For context, I’m using a mixture of Wanikani, Bunpro, Torii, and the occasional Japanese Ammo video, but focusing mostly on Wanikani and Bunpro. Level 8 and about 3/4 through N5 at the moment, so definitely still a beginner.

Sorry OP for hijacking your thread!


If possible, try adding to Anki (or any SRS system that you use) words that you see while reading. That way at least the new words that you are learning on Anki (your SRS system) will have context and be actually useful to your interests.
Experiment with Anki to make it work better for you… (maybe the card structure / testing could be improved…)

From time to time coping text on paper also really helps. It may be something really small like a NHK web easy article or some text from a light novel / manga. Connected to this, just writing new words from Anki could really help too.

Try reading simplified with green borders light novels from 角川つばさ文庫. Reading a few of these really helped me to just build comprehension (sometimes its not the words that are the problem :D) . They are available on Bookwalker JP/ Booklive digitally or in any bookshop in Japan (in the kids section). They have furigana on everything.

_Material supplied_
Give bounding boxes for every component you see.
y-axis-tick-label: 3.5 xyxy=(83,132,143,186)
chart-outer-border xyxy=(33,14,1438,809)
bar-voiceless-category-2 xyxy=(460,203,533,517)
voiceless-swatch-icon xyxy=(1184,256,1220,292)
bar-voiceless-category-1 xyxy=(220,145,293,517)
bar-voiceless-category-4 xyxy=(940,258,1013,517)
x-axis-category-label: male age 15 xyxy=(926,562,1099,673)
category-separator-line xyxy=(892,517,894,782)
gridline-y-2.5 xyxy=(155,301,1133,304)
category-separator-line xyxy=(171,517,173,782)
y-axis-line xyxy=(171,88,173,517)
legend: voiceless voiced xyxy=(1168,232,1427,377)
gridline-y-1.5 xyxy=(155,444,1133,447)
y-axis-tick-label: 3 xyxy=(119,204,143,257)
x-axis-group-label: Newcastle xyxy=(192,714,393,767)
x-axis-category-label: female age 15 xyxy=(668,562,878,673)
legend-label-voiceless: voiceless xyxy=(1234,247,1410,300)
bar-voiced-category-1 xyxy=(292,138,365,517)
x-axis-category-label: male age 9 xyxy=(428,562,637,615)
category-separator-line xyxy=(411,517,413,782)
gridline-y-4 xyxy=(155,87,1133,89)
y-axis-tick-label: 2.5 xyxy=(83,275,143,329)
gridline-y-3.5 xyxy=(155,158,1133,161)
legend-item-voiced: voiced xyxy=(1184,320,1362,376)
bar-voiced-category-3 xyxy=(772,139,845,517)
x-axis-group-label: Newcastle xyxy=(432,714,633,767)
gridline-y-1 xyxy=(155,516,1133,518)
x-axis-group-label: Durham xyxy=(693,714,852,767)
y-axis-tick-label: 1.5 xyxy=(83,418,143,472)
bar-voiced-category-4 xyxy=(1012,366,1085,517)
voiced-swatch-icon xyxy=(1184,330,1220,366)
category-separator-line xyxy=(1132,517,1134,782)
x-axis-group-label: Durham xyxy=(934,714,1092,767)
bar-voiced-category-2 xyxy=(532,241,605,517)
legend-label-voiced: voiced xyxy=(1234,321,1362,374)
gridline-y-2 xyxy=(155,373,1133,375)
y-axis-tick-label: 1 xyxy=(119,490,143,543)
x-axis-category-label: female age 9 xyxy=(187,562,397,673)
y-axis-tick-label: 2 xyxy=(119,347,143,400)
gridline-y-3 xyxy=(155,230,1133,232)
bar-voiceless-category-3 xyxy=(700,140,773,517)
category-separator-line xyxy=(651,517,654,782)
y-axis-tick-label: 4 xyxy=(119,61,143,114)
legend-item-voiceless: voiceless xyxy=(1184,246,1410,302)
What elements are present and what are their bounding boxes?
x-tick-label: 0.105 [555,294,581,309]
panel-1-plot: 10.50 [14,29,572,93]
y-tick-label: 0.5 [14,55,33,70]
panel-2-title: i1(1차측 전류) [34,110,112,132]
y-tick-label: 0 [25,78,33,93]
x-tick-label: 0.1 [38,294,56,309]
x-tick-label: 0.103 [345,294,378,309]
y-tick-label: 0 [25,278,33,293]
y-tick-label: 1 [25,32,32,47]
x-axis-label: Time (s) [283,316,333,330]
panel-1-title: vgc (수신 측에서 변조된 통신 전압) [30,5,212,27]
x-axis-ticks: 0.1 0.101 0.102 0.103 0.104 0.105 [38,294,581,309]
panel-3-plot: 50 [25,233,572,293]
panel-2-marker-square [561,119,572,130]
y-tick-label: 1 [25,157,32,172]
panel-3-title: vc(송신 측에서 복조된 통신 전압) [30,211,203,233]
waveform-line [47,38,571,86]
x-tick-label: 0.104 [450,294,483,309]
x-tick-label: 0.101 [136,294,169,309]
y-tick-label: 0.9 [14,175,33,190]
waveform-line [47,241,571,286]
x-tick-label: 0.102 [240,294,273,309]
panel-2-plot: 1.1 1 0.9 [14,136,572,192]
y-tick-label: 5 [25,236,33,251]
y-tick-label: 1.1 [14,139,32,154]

_Work to be completed_
Pick up the forum advice on studying Japanese after its last sentence and keep it going.

_Final result_
Go through a JLPT N3 vocab book… That could be really useful too as the book will have tests etc


There’s already been some fantastic advice given so far, my only piece of advice would be to ask if your Anki is best set up for you to succeed? There’s so many small tweaks that may/may not end up making the difference. Automatic ease adjustment so you’re not stuck in anki hell, adding/adjusting your steps so you see learning cards more and thus retain them (hopefully!) better, Lapse new interval %, Leech actions, etc. All of that isn’t going to significantly improve your SRS skills but if your goal is long-term knowledge and not spending forever to get there, there’s always going to be some level of brute force needed to get over certain material imo.


Satori lets you read the first two articles of every series for free, so I would just download the app and see how easy/hard it is for you and if you find it helpful. Personally, I think even the free version is enough for a beginner to help a lot with reading and shadowing practice.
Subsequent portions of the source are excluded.